Stored data:

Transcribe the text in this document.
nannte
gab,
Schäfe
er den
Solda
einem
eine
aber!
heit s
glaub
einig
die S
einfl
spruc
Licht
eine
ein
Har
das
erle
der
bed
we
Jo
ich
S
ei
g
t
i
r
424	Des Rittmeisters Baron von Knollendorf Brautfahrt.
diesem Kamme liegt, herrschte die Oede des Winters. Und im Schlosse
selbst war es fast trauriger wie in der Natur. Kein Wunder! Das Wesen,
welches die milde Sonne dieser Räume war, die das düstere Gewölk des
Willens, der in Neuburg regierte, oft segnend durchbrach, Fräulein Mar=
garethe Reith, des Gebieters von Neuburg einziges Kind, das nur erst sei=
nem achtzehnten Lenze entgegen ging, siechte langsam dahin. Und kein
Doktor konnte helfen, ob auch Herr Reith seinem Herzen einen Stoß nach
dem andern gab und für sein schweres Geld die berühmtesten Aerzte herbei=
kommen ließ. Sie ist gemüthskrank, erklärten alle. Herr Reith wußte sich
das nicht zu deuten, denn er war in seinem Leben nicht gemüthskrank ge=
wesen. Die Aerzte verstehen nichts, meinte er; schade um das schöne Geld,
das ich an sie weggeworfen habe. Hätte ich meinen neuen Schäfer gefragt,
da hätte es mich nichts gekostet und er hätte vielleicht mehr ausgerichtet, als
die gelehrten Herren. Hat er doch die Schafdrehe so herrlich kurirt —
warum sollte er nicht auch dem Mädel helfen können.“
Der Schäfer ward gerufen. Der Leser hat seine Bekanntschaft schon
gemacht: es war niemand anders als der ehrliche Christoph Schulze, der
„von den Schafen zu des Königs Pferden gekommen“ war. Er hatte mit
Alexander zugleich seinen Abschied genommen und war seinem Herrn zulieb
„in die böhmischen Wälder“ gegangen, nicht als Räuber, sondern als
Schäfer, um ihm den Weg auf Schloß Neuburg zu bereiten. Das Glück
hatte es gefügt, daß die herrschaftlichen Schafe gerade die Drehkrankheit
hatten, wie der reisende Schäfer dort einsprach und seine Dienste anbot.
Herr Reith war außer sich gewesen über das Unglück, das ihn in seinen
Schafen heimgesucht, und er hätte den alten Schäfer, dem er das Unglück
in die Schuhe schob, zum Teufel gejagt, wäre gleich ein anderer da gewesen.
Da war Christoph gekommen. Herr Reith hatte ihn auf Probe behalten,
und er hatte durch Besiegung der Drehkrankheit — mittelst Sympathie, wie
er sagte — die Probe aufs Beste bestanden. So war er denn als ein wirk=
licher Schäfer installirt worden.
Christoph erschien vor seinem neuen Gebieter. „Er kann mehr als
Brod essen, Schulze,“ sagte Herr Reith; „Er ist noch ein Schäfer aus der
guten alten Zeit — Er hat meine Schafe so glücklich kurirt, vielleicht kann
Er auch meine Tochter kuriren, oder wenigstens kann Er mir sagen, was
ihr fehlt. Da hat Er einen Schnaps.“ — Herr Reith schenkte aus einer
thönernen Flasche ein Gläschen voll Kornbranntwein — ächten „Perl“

• _GOAL OF THE EXERCISE_
Which of the lines above hold the word "neuen"? Copy each one.

• _REPLY TO THE TASK_
das ich an sie weggeworfen habe. Hätte ich meinen neuen Schäfer gefragt,
Christoph erschien vor seinem neuen Gebieter. „Er kann mehr als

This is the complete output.